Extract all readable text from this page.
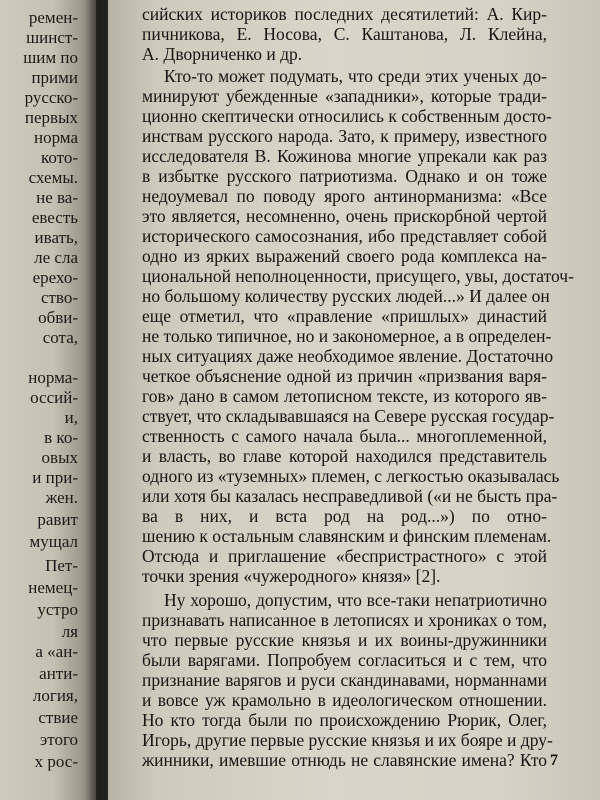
ремен-

шинст-

шим по

прими

русско-

первых

норма

кото-

схемы.

не ва-

евесть

ивать,

ле сла

ерехо-

ство-

обви-

сота,

норма-

оссий-

и,

в ко-

овых

и при-

жен.

равит

мущал

Пет-

немец-

устро

ля

а «ан-

анти-

логия,

ствие

этого

х рос-

сийских историков последних десятилетий: А. Кир-

пичникова, Е. Носова, С. Каштанова, Л. Клейна,

А. Дворниченко и др.

Кто-то может подумать, что среди этих ученых до-

минируют убежденные «западники», которые тради-

ционно скептически относились к собственным досто-

инствам русского народа. Зато, к примеру, известного

исследователя В. Кожинова многие упрекали как раз

в избытке русского патриотизма. Однако и он тоже

недоумевал по поводу ярого антинорманизма: «Все

это является, несомненно, очень прискорбной чертой

исторического самосознания, ибо представляет собой

одно из ярких выражений своего рода комплекса на-

циональной неполноценности, присущего, увы, достаточ-

но большому количеству русских людей...» И далее он

еще отметил, что «правление «пришлых» династий

не только типичное, но и закономерное, а в определен-

ных ситуациях даже необходимое явление. Достаточно

четкое объяснение одной из причин «призвания варя-

гов» дано в самом летописном тексте, из которого яв-

ствует, что складывавшаяся на Севере русская государ-

ственность с самого начала была... многоплеменной,

и власть, во главе которой находился представитель

одного из «туземных» племен, с легкостью оказывалась

или хотя бы казалась несправедливой («и не бысть пра-

ва в них, и вста род на род...») по отно-

шению к остальным славянским и финским племенам.

Отсюда и приглашение «беспристрастного» с этой

точки зрения «чужеродного» князя» [2].

Ну хорошо, допустим, что все-таки непатриотично

признавать написанное в летописях и хрониках о том,

что первые русские князья и их воины-дружинники

были варягами. Попробуем согласиться и с тем, что

признание варягов и руси скандинавами, норманнами

и вовсе уж крамольно в идеологическом отношении.

Но кто тогда были по происхождению Рюрик, Олег,

Игорь, другие первые русские князья и их бояре и дру-

жинники, имевшие отнюдь не славянские имена? Кто 7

● **Given request**: Set the listing down in full and exactly. Pictures within it should not appear in the copy.

● **Task result**:
Extract all readable text from this page.
ремен-

шинст-

шим по

прими

русско-

первых

норма

кото-

схемы.

не ва-

евесть

ивать,

ле сла

ерехо-

ство-

обви-

сота,

норма-

оссий-

и,

в ко-

овых

и при-

жен.

равит

мущал

Пет-

немец-

устро

ля

а «ан-

анти-

логия,

ствие

этого

х рос-

сийских историков последних десятилетий: А. Кир-

пичникова, Е. Носова, С. Каштанова, Л. Клейна,

А. Дворниченко и др.

Кто-то может подумать, что среди этих ученых до-

минируют убежденные «западники», которые тради-

ционно скептически относились к собственным досто-

инствам русского народа. Зато, к примеру, известного

исследователя В. Кожинова многие упрекали как раз

в избытке русского патриотизма. Однако и он тоже

недоумевал по поводу ярого антинорманизма: «Все

это является, несомненно, очень прискорбной чертой

исторического самосознания, ибо представляет собой

одно из ярких выражений своего рода комплекса на-

циональной неполноценности, присущего, увы, достаточ-

но большому количеству русских людей...» И далее он

еще отметил, что «правление «пришлых» династий

не только типичное, но и закономерное, а в определен-

ных ситуациях даже необходимое явление. Достаточно

четкое объяснение одной из причин «призвания варя-

гов» дано в самом летописном тексте, из которого яв-

ствует, что складывавшаяся на Севере русская государ-

ственность с самого начала была... многоплеменной,

и власть, во главе которой находился представитель

одного из «туземных» племен, с легкостью оказывалась

или хотя бы казалась несправедливой («и не бысть пра-

ва в них, и вста род на род...») по отно-

шению к остальным славянским и финским племенам.

Отсюда и приглашение «беспристрастного» с этой

точки зрения «чужеродного» князя» [2].

Ну хорошо, допустим, что все-таки непатриотично

признавать написанное в летописях и хрониках о том,

что первые русские князья и их воины-дружинники

были варягами. Попробуем согласиться и с тем, что

признание варягов и руси скандинавами, норманнами

и вовсе уж крамольно в идеологическом отношении.

Но кто тогда были по происхождению Рюрик, Олег,

Игорь, другие первые русские князья и их бояре и дру-

жинники, имевшие отнюдь не славянские имена? Кто 7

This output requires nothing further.